(Stored records)
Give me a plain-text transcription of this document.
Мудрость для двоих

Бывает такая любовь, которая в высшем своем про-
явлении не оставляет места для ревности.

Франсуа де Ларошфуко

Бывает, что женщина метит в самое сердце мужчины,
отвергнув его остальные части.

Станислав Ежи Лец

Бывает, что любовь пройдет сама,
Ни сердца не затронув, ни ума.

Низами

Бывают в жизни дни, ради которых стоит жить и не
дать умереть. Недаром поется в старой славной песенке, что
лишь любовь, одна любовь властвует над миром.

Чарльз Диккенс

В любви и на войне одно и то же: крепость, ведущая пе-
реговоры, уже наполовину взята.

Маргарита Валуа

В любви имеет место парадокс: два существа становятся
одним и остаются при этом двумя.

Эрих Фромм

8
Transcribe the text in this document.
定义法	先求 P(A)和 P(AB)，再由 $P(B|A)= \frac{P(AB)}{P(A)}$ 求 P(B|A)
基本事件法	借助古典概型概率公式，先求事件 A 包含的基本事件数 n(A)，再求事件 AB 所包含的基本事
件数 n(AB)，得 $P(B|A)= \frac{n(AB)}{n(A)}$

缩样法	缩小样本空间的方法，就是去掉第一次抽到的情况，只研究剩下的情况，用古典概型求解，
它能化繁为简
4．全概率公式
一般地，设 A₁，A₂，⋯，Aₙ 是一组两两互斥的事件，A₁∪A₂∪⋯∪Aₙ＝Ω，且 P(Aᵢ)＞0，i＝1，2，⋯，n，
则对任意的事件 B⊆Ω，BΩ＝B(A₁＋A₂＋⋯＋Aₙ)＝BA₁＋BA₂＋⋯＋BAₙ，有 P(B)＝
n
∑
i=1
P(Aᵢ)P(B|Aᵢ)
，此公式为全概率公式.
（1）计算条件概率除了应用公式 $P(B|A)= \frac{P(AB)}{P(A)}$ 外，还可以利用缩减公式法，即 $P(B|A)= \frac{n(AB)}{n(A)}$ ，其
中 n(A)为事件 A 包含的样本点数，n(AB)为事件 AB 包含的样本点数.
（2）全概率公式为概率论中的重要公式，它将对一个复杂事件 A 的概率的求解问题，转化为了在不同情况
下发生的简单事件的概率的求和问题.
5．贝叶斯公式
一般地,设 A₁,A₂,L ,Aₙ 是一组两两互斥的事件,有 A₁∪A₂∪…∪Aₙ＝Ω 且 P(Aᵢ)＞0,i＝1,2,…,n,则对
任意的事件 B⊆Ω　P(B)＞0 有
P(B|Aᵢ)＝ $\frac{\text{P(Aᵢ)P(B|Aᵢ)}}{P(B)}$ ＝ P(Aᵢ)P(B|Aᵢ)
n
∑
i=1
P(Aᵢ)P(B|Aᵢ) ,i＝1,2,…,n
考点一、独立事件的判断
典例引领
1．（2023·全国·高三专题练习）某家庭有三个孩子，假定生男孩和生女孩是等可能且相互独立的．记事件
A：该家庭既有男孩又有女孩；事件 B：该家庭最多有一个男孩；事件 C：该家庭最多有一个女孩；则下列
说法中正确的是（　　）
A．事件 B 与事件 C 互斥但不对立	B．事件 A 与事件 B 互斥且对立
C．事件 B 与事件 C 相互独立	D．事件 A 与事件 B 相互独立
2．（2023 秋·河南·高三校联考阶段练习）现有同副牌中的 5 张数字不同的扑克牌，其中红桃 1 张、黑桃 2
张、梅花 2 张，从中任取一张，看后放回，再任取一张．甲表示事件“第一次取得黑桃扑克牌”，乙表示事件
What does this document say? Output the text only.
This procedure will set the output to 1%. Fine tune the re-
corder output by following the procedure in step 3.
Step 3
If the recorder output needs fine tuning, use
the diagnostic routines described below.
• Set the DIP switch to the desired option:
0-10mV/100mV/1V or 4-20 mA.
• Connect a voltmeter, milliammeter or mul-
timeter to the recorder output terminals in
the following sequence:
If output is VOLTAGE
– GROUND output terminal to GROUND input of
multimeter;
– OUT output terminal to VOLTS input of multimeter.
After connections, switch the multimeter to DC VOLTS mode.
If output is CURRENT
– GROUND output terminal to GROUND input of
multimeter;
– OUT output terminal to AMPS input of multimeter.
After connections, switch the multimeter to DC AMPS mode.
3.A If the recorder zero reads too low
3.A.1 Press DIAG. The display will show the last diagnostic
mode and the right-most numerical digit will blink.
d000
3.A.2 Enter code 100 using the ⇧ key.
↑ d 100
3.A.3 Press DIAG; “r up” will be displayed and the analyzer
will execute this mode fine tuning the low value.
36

→ Do this
Go through the material above and copy each line that has the word "любви".

→ Solution for this task
В любви и на войне одно и то же: крепость, ведущая пе-
В любви имеет место парадокс: два существа становятся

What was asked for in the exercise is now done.